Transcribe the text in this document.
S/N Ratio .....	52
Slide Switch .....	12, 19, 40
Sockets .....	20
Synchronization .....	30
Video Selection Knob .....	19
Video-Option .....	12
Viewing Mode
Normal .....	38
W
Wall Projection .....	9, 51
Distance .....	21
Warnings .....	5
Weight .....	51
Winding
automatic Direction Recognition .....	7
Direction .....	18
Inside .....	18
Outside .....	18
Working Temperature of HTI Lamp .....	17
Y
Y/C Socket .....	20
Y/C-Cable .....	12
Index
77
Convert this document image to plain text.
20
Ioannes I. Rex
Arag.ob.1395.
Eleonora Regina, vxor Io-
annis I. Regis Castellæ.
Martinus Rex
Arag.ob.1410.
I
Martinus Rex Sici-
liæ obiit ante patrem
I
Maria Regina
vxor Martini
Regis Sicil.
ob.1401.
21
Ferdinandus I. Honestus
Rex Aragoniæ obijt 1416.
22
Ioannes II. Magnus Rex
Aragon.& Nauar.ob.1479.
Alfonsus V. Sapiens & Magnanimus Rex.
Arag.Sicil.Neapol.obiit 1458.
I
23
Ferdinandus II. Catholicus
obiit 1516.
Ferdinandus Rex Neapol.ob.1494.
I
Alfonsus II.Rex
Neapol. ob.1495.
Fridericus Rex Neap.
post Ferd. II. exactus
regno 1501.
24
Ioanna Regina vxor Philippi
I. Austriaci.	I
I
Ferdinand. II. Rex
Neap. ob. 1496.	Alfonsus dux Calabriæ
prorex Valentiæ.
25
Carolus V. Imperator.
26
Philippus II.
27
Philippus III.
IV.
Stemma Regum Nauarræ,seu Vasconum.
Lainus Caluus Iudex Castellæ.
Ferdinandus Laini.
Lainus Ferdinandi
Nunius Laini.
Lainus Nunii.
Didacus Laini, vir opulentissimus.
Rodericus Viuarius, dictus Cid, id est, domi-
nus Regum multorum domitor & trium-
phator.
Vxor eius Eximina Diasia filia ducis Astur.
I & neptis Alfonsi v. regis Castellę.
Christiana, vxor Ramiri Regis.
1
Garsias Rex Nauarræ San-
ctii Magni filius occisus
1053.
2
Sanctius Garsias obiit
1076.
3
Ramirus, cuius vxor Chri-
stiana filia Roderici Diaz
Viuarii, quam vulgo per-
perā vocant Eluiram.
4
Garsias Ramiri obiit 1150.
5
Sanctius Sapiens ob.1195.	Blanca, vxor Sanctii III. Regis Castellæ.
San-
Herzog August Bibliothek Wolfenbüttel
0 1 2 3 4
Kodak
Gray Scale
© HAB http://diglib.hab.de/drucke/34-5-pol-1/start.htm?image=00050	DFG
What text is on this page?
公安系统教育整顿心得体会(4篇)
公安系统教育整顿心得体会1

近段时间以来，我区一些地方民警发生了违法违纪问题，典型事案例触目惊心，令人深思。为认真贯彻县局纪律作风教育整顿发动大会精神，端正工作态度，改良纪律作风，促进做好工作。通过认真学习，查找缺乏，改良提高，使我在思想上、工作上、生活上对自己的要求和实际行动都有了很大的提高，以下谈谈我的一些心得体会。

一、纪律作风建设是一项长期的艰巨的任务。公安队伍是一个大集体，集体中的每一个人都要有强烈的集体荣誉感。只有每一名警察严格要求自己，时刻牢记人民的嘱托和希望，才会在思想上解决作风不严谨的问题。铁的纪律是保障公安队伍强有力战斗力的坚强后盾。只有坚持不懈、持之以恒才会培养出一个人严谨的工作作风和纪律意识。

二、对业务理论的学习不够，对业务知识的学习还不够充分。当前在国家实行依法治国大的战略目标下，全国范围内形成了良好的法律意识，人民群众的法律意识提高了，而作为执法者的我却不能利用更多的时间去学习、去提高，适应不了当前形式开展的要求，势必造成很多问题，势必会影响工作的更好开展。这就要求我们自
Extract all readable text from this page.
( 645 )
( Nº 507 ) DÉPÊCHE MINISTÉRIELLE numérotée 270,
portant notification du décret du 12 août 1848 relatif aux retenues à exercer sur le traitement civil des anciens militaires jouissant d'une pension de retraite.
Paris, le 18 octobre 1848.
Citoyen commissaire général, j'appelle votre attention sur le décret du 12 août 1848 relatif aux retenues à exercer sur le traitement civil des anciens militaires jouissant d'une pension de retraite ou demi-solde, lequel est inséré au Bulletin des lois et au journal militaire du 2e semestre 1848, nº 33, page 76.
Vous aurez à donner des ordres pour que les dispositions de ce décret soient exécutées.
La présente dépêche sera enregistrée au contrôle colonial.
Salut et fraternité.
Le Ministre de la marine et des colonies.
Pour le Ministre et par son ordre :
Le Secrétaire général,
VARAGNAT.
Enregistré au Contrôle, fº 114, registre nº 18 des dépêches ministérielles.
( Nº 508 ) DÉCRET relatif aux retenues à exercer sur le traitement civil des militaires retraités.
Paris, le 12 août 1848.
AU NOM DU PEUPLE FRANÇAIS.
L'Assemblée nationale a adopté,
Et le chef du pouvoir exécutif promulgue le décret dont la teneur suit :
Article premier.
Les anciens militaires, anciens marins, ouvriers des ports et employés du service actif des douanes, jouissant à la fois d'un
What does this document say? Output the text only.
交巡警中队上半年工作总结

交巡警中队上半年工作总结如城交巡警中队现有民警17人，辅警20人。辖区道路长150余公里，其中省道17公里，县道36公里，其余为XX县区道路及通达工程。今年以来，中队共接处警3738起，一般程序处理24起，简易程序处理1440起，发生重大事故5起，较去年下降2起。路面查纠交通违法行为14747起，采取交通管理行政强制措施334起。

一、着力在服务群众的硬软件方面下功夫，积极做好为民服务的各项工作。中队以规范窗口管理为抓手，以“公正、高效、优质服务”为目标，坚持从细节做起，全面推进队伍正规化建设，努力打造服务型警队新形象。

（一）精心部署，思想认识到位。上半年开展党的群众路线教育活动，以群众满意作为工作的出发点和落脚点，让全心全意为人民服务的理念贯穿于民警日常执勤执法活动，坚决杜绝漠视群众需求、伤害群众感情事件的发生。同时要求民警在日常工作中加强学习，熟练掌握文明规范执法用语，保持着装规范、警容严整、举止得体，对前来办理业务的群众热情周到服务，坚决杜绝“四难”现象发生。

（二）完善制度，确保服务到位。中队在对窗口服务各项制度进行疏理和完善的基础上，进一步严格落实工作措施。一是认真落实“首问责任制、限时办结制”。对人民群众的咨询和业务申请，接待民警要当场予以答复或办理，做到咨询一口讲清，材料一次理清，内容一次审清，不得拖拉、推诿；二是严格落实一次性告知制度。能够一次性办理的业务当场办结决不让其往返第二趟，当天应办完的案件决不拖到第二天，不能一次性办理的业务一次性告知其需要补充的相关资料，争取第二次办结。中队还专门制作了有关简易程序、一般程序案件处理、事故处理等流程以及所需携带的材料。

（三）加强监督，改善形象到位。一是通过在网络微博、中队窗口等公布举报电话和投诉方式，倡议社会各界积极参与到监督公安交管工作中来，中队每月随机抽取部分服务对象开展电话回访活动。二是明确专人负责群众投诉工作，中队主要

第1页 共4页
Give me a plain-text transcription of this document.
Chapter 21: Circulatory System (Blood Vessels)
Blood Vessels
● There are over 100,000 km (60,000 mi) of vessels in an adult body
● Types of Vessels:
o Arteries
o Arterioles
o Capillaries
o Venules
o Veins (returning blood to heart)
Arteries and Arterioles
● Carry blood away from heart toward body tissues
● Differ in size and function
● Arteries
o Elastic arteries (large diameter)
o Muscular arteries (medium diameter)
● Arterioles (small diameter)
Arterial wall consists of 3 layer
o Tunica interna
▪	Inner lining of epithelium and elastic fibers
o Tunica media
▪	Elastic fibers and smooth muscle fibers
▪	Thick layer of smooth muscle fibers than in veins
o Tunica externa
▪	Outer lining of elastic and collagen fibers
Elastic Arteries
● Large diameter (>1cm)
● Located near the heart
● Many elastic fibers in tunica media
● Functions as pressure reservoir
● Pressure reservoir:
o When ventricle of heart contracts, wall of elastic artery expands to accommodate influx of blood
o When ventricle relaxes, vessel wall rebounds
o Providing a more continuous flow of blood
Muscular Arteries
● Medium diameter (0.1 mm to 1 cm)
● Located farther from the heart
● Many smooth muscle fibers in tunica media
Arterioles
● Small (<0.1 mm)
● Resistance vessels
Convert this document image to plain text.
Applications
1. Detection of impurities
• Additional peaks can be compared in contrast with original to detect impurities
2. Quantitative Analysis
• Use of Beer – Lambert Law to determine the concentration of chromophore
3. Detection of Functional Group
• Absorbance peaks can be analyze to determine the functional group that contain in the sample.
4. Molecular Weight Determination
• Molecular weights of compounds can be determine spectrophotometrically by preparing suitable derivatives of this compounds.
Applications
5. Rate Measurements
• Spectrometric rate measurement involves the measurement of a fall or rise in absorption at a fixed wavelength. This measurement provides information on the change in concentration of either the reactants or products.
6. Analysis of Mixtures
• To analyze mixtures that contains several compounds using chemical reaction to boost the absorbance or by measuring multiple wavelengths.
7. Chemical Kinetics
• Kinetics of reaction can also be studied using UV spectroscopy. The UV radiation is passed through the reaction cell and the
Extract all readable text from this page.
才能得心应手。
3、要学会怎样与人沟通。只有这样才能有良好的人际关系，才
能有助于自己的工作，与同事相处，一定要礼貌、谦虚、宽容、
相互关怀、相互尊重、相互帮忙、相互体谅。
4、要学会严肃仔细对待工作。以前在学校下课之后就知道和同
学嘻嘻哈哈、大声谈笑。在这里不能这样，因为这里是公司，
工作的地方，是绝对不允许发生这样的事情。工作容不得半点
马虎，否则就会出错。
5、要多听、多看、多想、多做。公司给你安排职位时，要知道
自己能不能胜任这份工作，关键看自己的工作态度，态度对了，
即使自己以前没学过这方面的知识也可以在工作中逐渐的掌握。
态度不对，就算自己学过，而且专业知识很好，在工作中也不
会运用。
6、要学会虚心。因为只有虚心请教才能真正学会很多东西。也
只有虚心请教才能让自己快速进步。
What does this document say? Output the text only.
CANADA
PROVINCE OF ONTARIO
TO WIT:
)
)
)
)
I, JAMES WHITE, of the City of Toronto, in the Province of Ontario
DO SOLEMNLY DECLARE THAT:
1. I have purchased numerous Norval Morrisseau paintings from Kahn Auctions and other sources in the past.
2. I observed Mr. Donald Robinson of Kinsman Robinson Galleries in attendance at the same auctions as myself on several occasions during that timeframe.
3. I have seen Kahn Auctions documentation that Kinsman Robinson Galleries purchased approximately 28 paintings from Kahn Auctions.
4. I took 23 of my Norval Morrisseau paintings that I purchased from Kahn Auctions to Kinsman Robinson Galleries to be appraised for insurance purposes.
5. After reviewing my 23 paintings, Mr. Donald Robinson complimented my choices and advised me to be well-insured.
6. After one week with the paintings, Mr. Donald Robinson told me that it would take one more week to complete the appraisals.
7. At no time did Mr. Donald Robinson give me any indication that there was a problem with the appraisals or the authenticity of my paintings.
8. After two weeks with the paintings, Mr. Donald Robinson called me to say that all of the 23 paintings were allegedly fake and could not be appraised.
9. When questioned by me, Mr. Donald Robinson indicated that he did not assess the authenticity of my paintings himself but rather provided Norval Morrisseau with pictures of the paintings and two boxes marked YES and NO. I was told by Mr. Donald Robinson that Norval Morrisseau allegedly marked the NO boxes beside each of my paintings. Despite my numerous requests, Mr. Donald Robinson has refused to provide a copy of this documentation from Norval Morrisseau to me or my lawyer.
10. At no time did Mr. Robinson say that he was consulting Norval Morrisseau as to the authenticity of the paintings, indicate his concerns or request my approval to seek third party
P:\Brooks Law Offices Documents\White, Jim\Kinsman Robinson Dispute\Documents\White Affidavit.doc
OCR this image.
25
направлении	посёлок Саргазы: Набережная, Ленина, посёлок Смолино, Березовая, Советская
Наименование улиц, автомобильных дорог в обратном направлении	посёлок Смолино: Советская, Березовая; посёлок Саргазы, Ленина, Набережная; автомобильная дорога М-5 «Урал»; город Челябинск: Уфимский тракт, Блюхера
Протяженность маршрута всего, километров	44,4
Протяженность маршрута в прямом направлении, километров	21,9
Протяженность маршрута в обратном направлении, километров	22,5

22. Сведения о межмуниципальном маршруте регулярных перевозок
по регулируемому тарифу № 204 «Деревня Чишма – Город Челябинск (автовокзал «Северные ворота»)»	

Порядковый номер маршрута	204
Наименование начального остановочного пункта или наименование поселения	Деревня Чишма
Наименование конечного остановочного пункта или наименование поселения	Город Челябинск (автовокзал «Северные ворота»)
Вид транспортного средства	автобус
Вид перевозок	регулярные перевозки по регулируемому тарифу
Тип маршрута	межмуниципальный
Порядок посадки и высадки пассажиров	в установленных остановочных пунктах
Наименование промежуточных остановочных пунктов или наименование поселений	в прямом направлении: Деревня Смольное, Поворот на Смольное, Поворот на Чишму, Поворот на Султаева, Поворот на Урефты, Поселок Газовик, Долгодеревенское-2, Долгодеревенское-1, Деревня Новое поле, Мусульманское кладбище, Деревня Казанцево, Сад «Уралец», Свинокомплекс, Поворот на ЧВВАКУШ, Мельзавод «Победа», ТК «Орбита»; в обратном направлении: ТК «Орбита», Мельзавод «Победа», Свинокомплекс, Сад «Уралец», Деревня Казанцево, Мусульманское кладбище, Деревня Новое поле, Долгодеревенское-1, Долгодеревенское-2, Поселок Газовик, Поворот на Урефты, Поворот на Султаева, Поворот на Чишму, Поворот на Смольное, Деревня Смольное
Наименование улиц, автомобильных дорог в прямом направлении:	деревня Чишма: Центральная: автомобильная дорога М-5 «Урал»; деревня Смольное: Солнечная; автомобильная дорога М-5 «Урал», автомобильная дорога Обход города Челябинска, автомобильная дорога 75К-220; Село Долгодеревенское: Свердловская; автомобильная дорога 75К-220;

◆ What is needed:
Starting from the line containing "OCR this image.", repeat each line through the end of the entries, exactly.

◆ Completed exercise:
OCR this image.
25
направлении	посёлок Саргазы: Набережная, Ленина, посёлок Смолино, Березовая, Советская
Наименование улиц, автомобильных дорог в обратном направлении	посёлок Смолино: Советская, Березовая; посёлок Саргазы, Ленина, Набережная; автомобильная дорога М-5 «Урал»; город Челябинск: Уфимский тракт, Блюхера
Протяженность маршрута всего, километров	44,4
Протяженность маршрута в прямом направлении, километров	21,9
Протяженность маршрута в обратном направлении, километров	22,5

22. Сведения о межмуниципальном маршруте регулярных перевозок
по регулируемому тарифу № 204 «Деревня Чишма – Город Челябинск (автовокзал «Северные ворота»)»	

Порядковый номер маршрута	204
Наименование начального остановочного пункта или наименование поселения	Деревня Чишма
Наименование конечного остановочного пункта или наименование поселения	Город Челябинск (автовокзал «Северные ворота»)
Вид транспортного средства	автобус
Вид перевозок	регулярные перевозки по регулируемому тарифу
Тип маршрута	межмуниципальный
Порядок посадки и высадки пассажиров	в установленных остановочных пунктах
Наименование промежуточных остановочных пунктов или наименование поселений	в прямом направлении: Деревня Смольное, Поворот на Смольное, Поворот на Чишму, Поворот на Султаева, Поворот на Урефты, Поселок Газовик, Долгодеревенское-2, Долгодеревенское-1, Деревня Новое поле, Мусульманское кладбище, Деревня Казанцево, Сад «Уралец», Свинокомплекс, Поворот на ЧВВАКУШ, Мельзавод «Победа», ТК «Орбита»; в обратном направлении: ТК «Орбита», Мельзавод «Победа», Свинокомплекс, Сад «Уралец», Деревня Казанцево, Мусульманское кладбище, Деревня Новое поле, Долгодеревенское-1, Долгодеревенское-2, Поселок Газовик, Поворот на Урефты, Поворот на Султаева, Поворот на Чишму, Поворот на Смольное, Деревня Смольное
Наименование улиц, автомобильных дорог в прямом направлении:	деревня Чишма: Центральная: автомобильная дорога М-5 «Урал»; деревня Смольное: Солнечная; автомобильная дорога М-5 «Урал», автомобильная дорога Обход города Челябинска, автомобильная дорога 75К-220; Село Долгодеревенское: Свердловская; автомобильная дорога 75К-220;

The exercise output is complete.